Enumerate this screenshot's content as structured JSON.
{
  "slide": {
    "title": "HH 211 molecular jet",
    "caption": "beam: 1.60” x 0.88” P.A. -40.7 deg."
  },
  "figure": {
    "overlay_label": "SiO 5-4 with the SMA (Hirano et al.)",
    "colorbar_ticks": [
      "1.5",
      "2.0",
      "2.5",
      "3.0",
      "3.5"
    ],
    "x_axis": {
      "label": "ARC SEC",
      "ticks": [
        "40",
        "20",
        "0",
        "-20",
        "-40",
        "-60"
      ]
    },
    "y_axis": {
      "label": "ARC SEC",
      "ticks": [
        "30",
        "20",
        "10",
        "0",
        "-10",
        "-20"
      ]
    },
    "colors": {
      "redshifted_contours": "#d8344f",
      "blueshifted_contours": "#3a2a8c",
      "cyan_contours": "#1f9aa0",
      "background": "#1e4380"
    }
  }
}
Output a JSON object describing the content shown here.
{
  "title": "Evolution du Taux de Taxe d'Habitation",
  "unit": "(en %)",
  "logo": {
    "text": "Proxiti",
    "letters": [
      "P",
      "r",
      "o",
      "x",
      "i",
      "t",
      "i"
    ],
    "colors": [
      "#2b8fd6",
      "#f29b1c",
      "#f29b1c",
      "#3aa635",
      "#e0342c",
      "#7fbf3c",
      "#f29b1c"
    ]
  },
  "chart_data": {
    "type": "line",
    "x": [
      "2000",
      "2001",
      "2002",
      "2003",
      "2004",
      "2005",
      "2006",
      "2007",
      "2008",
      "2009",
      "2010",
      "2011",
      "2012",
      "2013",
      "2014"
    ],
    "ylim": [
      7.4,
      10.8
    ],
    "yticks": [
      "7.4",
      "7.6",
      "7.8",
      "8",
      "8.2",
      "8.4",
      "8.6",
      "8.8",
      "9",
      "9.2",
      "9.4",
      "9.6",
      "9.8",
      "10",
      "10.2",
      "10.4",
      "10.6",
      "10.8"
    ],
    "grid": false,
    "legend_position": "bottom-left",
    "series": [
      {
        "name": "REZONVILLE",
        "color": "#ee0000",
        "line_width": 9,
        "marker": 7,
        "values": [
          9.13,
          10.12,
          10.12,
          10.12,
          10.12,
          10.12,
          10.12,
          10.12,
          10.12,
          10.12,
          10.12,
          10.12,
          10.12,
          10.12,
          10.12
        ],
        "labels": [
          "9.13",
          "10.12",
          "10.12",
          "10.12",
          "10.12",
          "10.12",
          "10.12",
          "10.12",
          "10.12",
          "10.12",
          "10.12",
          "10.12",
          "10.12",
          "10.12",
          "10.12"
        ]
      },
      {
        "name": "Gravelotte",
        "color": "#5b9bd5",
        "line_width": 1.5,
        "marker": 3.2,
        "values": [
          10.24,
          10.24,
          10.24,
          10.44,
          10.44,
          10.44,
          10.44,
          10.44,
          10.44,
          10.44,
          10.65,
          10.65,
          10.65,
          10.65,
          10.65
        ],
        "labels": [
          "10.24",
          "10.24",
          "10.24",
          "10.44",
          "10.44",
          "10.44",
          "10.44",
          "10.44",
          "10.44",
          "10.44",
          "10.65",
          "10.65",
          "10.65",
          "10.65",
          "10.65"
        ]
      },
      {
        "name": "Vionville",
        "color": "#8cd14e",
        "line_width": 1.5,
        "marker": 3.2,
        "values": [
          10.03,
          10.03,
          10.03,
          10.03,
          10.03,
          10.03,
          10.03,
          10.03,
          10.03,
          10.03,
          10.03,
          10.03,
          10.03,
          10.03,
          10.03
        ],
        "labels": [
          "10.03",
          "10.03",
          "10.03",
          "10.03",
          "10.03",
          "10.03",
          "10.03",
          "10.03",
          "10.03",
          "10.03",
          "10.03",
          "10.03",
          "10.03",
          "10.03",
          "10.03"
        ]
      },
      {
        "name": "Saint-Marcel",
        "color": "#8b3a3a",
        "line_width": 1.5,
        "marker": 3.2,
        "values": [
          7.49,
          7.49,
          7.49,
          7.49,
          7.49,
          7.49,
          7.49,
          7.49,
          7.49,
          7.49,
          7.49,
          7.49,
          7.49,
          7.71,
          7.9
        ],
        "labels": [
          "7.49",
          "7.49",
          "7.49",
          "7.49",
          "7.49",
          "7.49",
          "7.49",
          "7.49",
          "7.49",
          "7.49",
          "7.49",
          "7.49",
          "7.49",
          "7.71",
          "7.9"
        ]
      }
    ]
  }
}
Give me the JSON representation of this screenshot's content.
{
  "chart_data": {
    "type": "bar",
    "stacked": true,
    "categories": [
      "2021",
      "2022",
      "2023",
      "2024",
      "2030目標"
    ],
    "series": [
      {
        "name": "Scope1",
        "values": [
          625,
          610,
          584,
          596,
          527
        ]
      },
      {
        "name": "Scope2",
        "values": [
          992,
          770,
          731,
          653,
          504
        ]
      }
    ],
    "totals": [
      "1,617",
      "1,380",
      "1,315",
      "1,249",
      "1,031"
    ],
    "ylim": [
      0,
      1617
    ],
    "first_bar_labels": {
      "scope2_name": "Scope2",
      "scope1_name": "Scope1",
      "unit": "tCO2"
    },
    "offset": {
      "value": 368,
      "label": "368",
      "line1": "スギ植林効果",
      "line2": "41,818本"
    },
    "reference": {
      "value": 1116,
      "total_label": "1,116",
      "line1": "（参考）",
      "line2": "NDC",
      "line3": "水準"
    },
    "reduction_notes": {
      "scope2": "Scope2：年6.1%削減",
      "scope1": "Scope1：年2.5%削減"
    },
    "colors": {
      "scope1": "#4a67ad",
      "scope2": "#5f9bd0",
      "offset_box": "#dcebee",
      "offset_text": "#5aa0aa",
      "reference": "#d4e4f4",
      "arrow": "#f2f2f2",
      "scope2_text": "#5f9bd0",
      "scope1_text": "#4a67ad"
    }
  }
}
● ● ● ● ● ● ●
● What you need to do
Give again, word for word, every line from the one holding "Give me the" to the end of the data.

● Result
Give me the JSON representation of this screenshot's content.
{
  "chart_data": {
    "type": "bar",
    "stacked": true,
    "categories": [
      "2021",
      "2022",
      "2023",
      "2024",
      "2030目標"
    ],
    "series": [
      {
        "name": "Scope1",
        "values": [
          625,
          610,
          584,
          596,
          527
        ]
      },
      {
        "name": "Scope2",
        "values": [
          992,
          770,
          731,
          653,
          504
        ]
      }
    ],
    "totals": [
      "1,617",
      "1,380",
      "1,315",
      "1,249",
      "1,031"
    ],
    "ylim": [
      0,
      1617
    ],
    "first_bar_labels": {
      "scope2_name": "Scope2",
      "scope1_name": "Scope1",
      "unit": "tCO2"
    },
    "offset": {
      "value": 368,
      "label": "368",
      "line1": "スギ植林効果",
      "line2": "41,818本"
    },
    "reference": {
      "value": 1116,
      "total_label": "1,116",
      "line1": "（参考）",
      "line2": "NDC",
      "line3": "水準"
    },
    "reduction_notes": {
      "scope2": "Scope2：年6.1%削減",
      "scope1": "Scope1：年2.5%削減"
    },
    "colors": {
      "scope1": "#4a67ad",
      "scope2": "#5f9bd0",
      "offset_box": "#dcebee",
      "offset_text": "#5aa0aa",
      "reference": "#d4e4f4",
      "arrow": "#f2f2f2",
      "scope2_text": "#5f9bd0",
      "scope1_text": "#4a67ad"
    }
  }
}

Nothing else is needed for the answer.